** Work required **
Leave out the pictures and restate the rest of the data exactly.

+-------+

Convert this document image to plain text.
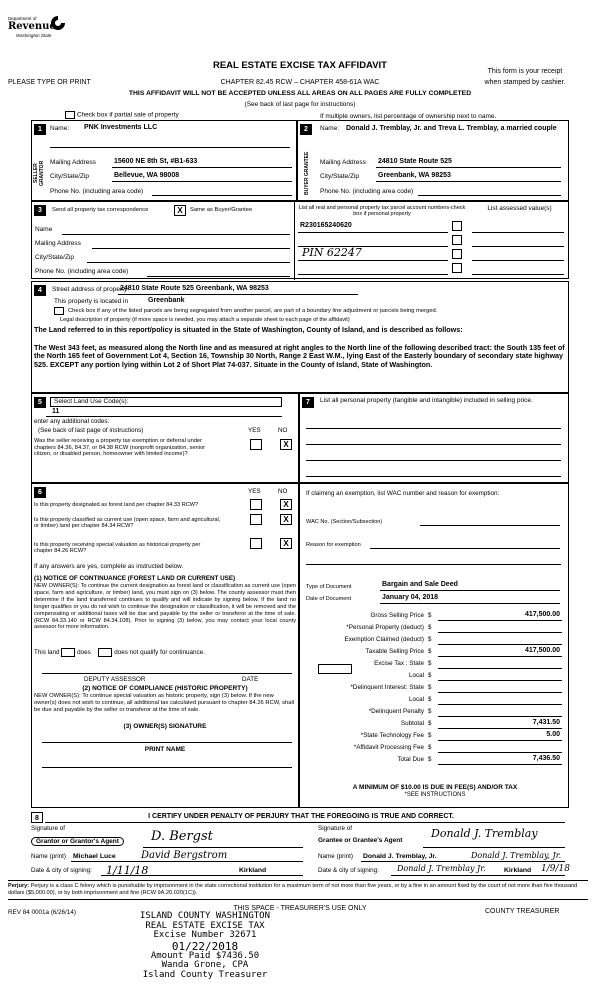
Department of
Revenue
Washington State
REAL ESTATE EXCISE TAX AFFIDAVIT
PLEASE TYPE OR PRINT	CHAPTER 82.45 RCW – CHAPTER 458-61A WAC
This form is your receipt
when stamped by cashier.
THIS AFFIDAVIT WILL NOT BE ACCEPTED UNLESS ALL AREAS ON ALL PAGES ARE FULLY COMPLETED
(See back of last page for instructions)
Check box if partial sale of property	If multiple owners, list percentage of ownership next to name.
1
SELLER GRANTOR
Name: PNK Investments LLC
Mailing Address	15600 NE 8th St, #B1-633
City/State/Zip	Bellevue, WA 98008
Phone No. (including area code)
2
BUYER GRANTEE
Name: Donald J. Tremblay, Jr. and Treva L. Tremblay, a married couple
Mailing Address 24810 State Route 525
City/State/Zip	Greenbank, WA 98253
Phone No. (including area code)
3	Send all property tax correspondence	X	Same as Buyer/Grantee
Name
Mailing Address
City/State/Zip
Phone No. (including area code)
List all real and personal property tax parcel account numbers-check box if personal property
List assessed value(s)
R230165240620
PIN 62247
4	Street address of property:
24810 State Route 525 Greenbank, WA 98253
This property is located in	Greenbank
Check box if any of the listed parcels are being segregated from another parcel, are part of a boundary line adjustment or parcels being merged.
Legal description of property (if more space is needed, you may attach a separate sheet to each page of the affidavit)
The Land referred to in this report/policy is situated in the State of Washington, County of Island, and is described as follows:
The West 343 feet, as measured along the North line and as measured at right angles to the North line of the following described tract: the South 135 feet of the North 165 feet of Government Lot 4, Section 16, Township 30 North, Range 2 East W.M., lying East of the Easterly boundary of secondary state highway 525. EXCEPT any portion lying within Lot 2 of Short Plat 74-037. Situate in the County of Island, State of Washington.
5	Select Land Use Code(s):
11
enter any additional codes:
(See back of last page of instructions)	YES	NO
Was the seller receiving a property tax exemption or deferral under chapters 84.36, 84.37, or 84.38 RCW (nonprofit organization, senior citizen, or disabled person, homeowner with limited income)?
X
7	List all personal property (tangible and intangible) included in selling price.
6	YES	NO
Is this property designated as forest land per chapter 84.33 RCW?	X
Is this property classified as current use (open space, farm and agricultural, or timber) land per chapter 84.34 RCW?
X
Is this property receiving special valuation as historical property per chapter 84.26 RCW?
X
If any answers are yes, complete as instructed below.
(1) NOTICE OF CONTINUANCE (FOREST LAND OR CURRENT USE)
NEW OWNER(S): To continue the current designation as forest land or classification as current use (open space, farm and agriculture, or timber) land, you must sign on (3) below. The county assessor must then determine if the land transferred continues to qualify and will indicate by signing below. If the land no longer qualifies or you do not wish to continue the designation or classification, it will be removed and the compensating or additional taxes will be due and payable by the seller or transferor at the time of sale. (RCW 84.33.140 or RCW 84.34.108). Prior to signing (3) below, you may contact your local county assessor for more information.
This land	does	does not qualify for continuance.
DEPUTY ASSESSOR	DATE
(2) NOTICE OF COMPLIANCE (HISTORIC PROPERTY)
NEW OWNER(S): To continue special valuation as historic property, sign (3) below. If the new owner(s) does not wish to continue, all additional tax calculated pursuant to chapter 84.26 RCW, shall be due and payable by the seller or transferor at the time of sale.
(3) OWNER(S) SIGNATURE
PRINT NAME
If claiming an exemption, list WAC number and reason for exemption:
WAC No. (Section/Subsection)
Reason for exemption
Type of Document	Bargain and Sale Deed
Date of Document	January 04, 2018
Gross Selling Price $	417,500.00
*Personal Property (deduct) $
Exemption Claimed (deduct) $
Taxable Selling Price $	417,500.00
Excise Tax : State $
Local $
*Delinquent Interest: State $
Local $
*Delinquent Penalty $
Subtotal $	7,431.50
*State Technology Fee $	5.00
*Affidavit Processing Fee $
Total Due $	7,436.50
A MINIMUM OF $10.00 IS DUE IN FEE(S) AND/OR TAX
*SEE INSTRUCTIONS
8	I CERTIFY UNDER PENALTY OF PERJURY THAT THE FOREGOING IS TRUE AND CORRECT.
Signature of
Grantor or Grantor's Agent	D. Bergst
Name (print) Michael Luce	David Bergstrom
Date & city of signing: 1/11/18	Kirkland
Signature of
Grantee or Grantee's Agent
Donald J. Tremblay
Name (print) Donald J. Tremblay, Jr.	Donald J. Tremblay, Jr.
Date & city of signing: Donald J. Tremblay Jr.	Kirkland 1/9/18
Perjury: Perjury is a class C felony which is punishable by imprisonment in the state correctional institution for a maximum term of not more than five years, or by a fine in an amount fixed by the court of not more than five thousand dollars ($5,000.00), or by both imprisonment and fine (RCW 9A.20.020(1C)).
REV 84 0001a (6/26/14)
THIS SPACE - TREASURER'S USE ONLY	COUNTY TREASURER
ISLAND COUNTY WASHINGTON
REAL ESTATE EXCISE TAX
Excise Number 32671
01/22/2018
Amount Paid $7436.50
Wanda Grone, CPA
Island County Treasurer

+-------+

** Written reply **
Convert this document image to plain text.
Department of
Revenue
Washington State
REAL ESTATE EXCISE TAX AFFIDAVIT
PLEASE TYPE OR PRINT	CHAPTER 82.45 RCW – CHAPTER 458-61A WAC
This form is your receipt
when stamped by cashier.
THIS AFFIDAVIT WILL NOT BE ACCEPTED UNLESS ALL AREAS ON ALL PAGES ARE FULLY COMPLETED
(See back of last page for instructions)
Check box if partial sale of property	If multiple owners, list percentage of ownership next to name.
1
SELLER GRANTOR
Name: PNK Investments LLC
Mailing Address	15600 NE 8th St, #B1-633
City/State/Zip	Bellevue, WA 98008
Phone No. (including area code)
2
BUYER GRANTEE
Name: Donald J. Tremblay, Jr. and Treva L. Tremblay, a married couple
Mailing Address 24810 State Route 525
City/State/Zip	Greenbank, WA 98253
Phone No. (including area code)
3	Send all property tax correspondence	X	Same as Buyer/Grantee
Name
Mailing Address
City/State/Zip
Phone No. (including area code)
List all real and personal property tax parcel account numbers-check box if personal property
List assessed value(s)
R230165240620
PIN 62247
4	Street address of property:
24810 State Route 525 Greenbank, WA 98253
This property is located in	Greenbank
Check box if any of the listed parcels are being segregated from another parcel, are part of a boundary line adjustment or parcels being merged.
Legal description of property (if more space is needed, you may attach a separate sheet to each page of the affidavit)
The Land referred to in this report/policy is situated in the State of Washington, County of Island, and is described as follows:
The West 343 feet, as measured along the North line and as measured at right angles to the North line of the following described tract: the South 135 feet of the North 165 feet of Government Lot 4, Section 16, Township 30 North, Range 2 East W.M., lying East of the Easterly boundary of secondary state highway 525. EXCEPT any portion lying within Lot 2 of Short Plat 74-037. Situate in the County of Island, State of Washington.
5	Select Land Use Code(s):
11
enter any additional codes:
(See back of last page of instructions)	YES	NO
Was the seller receiving a property tax exemption or deferral under chapters 84.36, 84.37, or 84.38 RCW (nonprofit organization, senior citizen, or disabled person, homeowner with limited income)?
X
7	List all personal property (tangible and intangible) included in selling price.
6	YES	NO
Is this property designated as forest land per chapter 84.33 RCW?	X
Is this property classified as current use (open space, farm and agricultural, or timber) land per chapter 84.34 RCW?
X
Is this property receiving special valuation as historical property per chapter 84.26 RCW?
X
If any answers are yes, complete as instructed below.
(1) NOTICE OF CONTINUANCE (FOREST LAND OR CURRENT USE)
NEW OWNER(S): To continue the current designation as forest land or classification as current use (open space, farm and agriculture, or timber) land, you must sign on (3) below. The county assessor must then determine if the land transferred continues to qualify and will indicate by signing below. If the land no longer qualifies or you do not wish to continue the designation or classification, it will be removed and the compensating or additional taxes will be due and payable by the seller or transferor at the time of sale. (RCW 84.33.140 or RCW 84.34.108). Prior to signing (3) below, you may contact your local county assessor for more information.
This land	does	does not qualify for continuance.
DEPUTY ASSESSOR	DATE
(2) NOTICE OF COMPLIANCE (HISTORIC PROPERTY)
NEW OWNER(S): To continue special valuation as historic property, sign (3) below. If the new owner(s) does not wish to continue, all additional tax calculated pursuant to chapter 84.26 RCW, shall be due and payable by the seller or transferor at the time of sale.
(3) OWNER(S) SIGNATURE
PRINT NAME
If claiming an exemption, list WAC number and reason for exemption:
WAC No. (Section/Subsection)
Reason for exemption
Type of Document	Bargain and Sale Deed
Date of Document	January 04, 2018
Gross Selling Price $	417,500.00
*Personal Property (deduct) $
Exemption Claimed (deduct) $
Taxable Selling Price $	417,500.00
Excise Tax : State $
Local $
*Delinquent Interest: State $
Local $
*Delinquent Penalty $
Subtotal $	7,431.50
*State Technology Fee $	5.00
*Affidavit Processing Fee $
Total Due $	7,436.50
A MINIMUM OF $10.00 IS DUE IN FEE(S) AND/OR TAX
*SEE INSTRUCTIONS
8	I CERTIFY UNDER PENALTY OF PERJURY THAT THE FOREGOING IS TRUE AND CORRECT.
Signature of
Grantor or Grantor's Agent	D. Bergst
Name (print) Michael Luce	David Bergstrom
Date & city of signing: 1/11/18	Kirkland
Signature of
Grantee or Grantee's Agent
Donald J. Tremblay
Name (print) Donald J. Tremblay, Jr.	Donald J. Tremblay, Jr.
Date & city of signing: Donald J. Tremblay Jr.	Kirkland 1/9/18
Perjury: Perjury is a class C felony which is punishable by imprisonment in the state correctional institution for a maximum term of not more than five years, or by a fine in an amount fixed by the court of not more than five thousand dollars ($5,000.00), or by both imprisonment and fine (RCW 9A.20.020(1C)).
REV 84 0001a (6/26/14)
THIS SPACE - TREASURER'S USE ONLY	COUNTY TREASURER
ISLAND COUNTY WASHINGTON
REAL ESTATE EXCISE TAX
Excise Number 32671
01/22/2018
Amount Paid $7436.50
Wanda Grone, CPA
Island County Treasurer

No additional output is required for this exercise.